[Begin Exercise input]

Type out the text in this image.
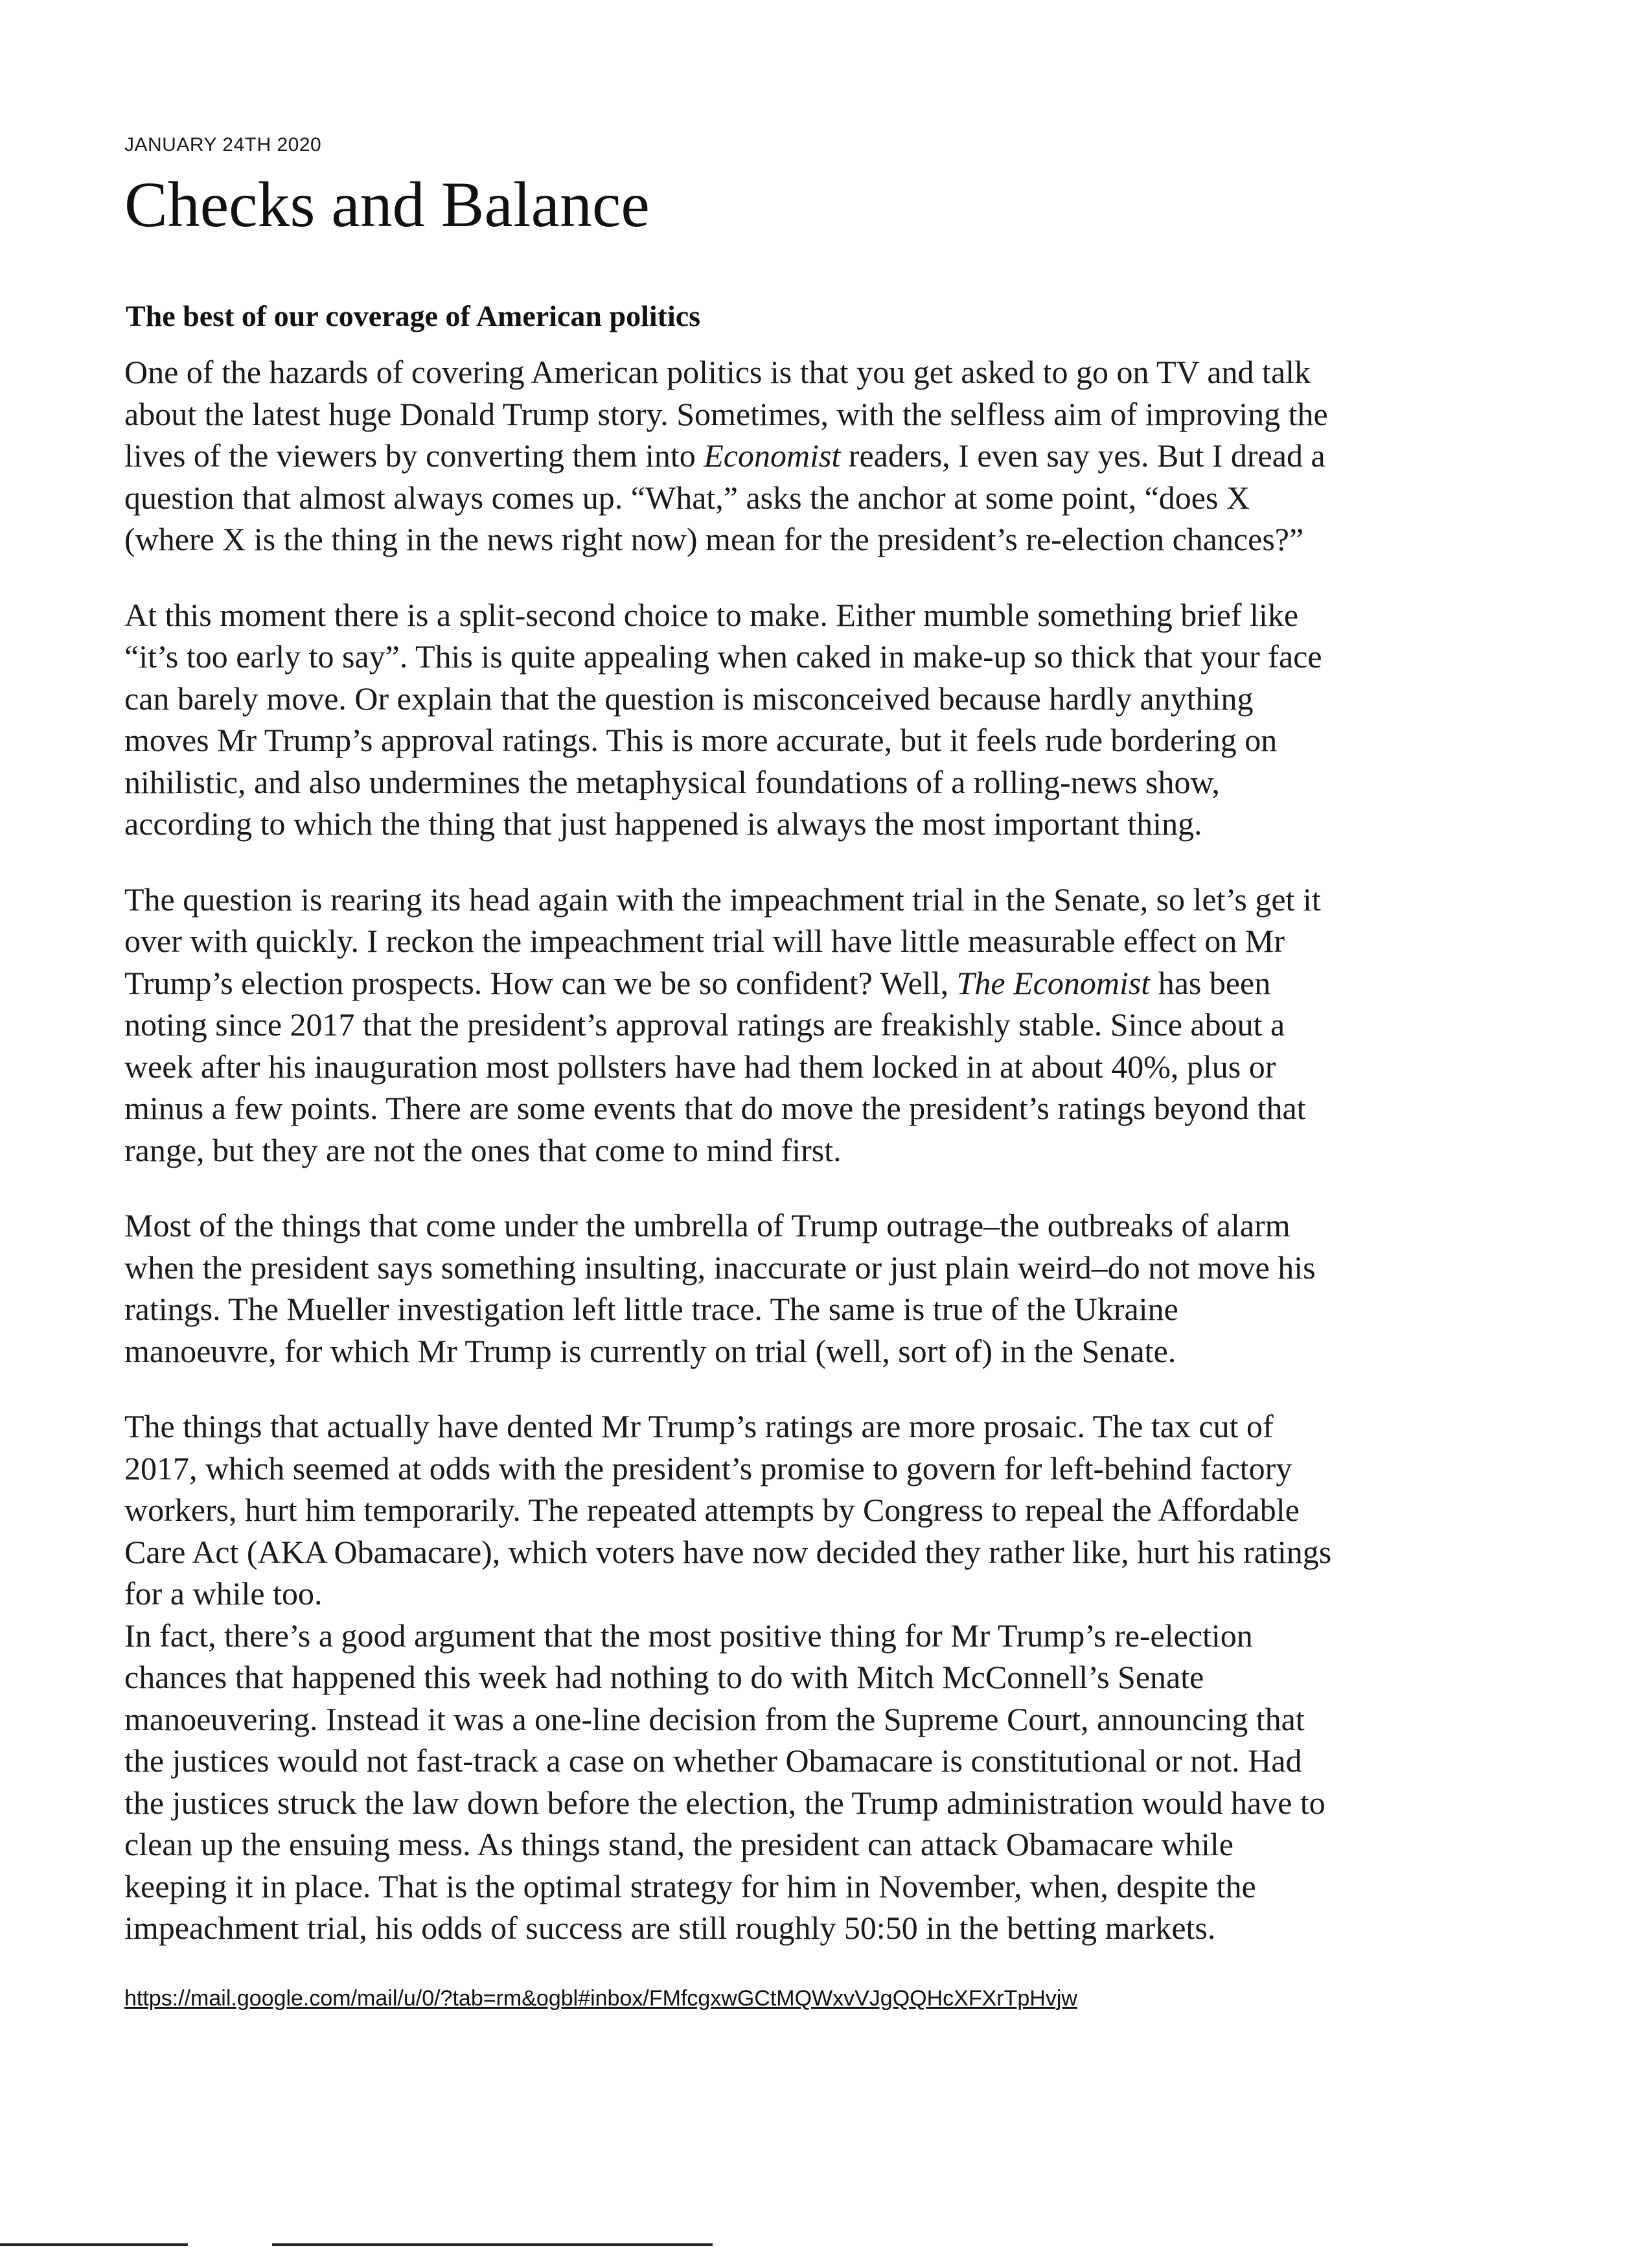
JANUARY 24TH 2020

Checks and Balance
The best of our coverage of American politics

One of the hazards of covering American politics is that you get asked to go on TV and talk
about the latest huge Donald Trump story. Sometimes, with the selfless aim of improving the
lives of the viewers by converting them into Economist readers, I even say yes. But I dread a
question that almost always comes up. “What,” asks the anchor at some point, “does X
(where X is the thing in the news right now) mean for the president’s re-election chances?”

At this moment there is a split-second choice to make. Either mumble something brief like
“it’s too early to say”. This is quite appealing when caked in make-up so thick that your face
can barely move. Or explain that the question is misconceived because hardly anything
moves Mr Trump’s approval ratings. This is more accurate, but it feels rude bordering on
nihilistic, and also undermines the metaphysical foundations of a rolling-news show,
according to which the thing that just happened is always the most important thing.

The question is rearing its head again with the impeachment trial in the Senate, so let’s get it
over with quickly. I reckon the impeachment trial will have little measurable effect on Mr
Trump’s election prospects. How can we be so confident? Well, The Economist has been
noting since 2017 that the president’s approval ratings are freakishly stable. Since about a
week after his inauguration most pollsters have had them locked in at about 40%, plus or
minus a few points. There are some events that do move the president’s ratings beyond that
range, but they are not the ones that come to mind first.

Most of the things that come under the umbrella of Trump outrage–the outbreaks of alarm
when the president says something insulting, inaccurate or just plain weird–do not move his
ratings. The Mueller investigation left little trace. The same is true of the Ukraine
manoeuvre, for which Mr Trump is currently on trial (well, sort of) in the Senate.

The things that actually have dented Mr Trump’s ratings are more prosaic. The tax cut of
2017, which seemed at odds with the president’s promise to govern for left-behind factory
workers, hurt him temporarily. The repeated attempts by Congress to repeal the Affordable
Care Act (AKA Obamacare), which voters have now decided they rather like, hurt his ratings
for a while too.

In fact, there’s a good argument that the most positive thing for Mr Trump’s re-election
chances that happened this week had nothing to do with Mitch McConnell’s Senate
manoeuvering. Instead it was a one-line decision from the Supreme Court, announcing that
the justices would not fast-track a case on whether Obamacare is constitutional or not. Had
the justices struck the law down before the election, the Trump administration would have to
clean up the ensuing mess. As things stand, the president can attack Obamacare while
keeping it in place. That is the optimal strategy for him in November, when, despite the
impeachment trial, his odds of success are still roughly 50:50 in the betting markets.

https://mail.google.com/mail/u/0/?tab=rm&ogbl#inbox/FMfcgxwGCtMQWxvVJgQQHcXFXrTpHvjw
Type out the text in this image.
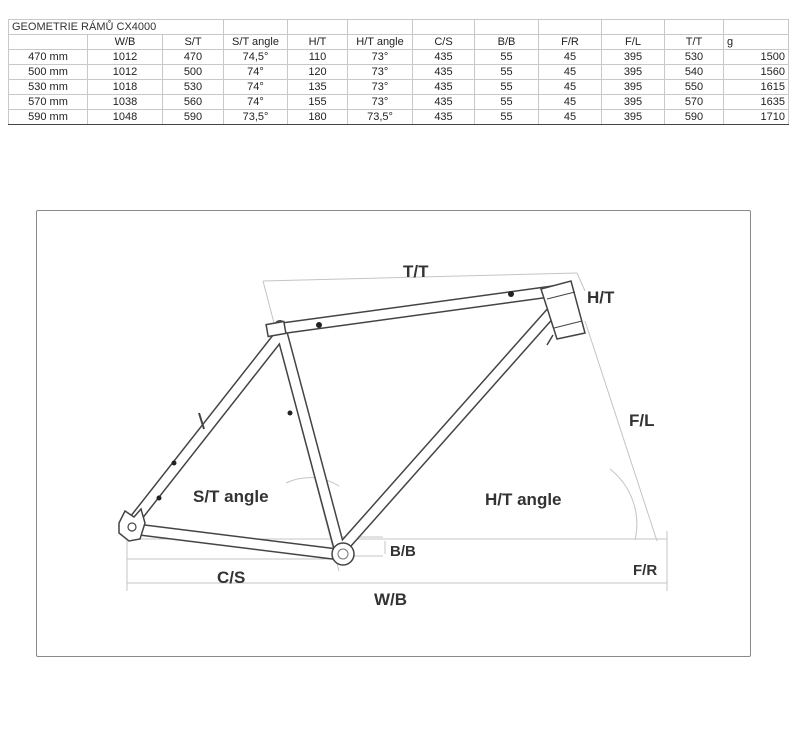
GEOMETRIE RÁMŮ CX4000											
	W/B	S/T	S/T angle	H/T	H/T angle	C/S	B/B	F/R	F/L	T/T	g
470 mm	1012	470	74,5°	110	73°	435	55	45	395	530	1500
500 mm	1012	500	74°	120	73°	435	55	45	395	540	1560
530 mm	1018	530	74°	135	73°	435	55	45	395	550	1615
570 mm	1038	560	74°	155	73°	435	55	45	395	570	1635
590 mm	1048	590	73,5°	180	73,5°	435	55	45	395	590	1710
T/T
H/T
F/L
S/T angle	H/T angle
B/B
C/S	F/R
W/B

[End Exercise input]

_Task objective:_ Copy out every line of the listing that contains the string "left".

_Exercise solution:_
ratings. The Mueller investigation left little trace. The same is true of the Ukraine
2017, which seemed at odds with the president’s promise to govern for left-behind factory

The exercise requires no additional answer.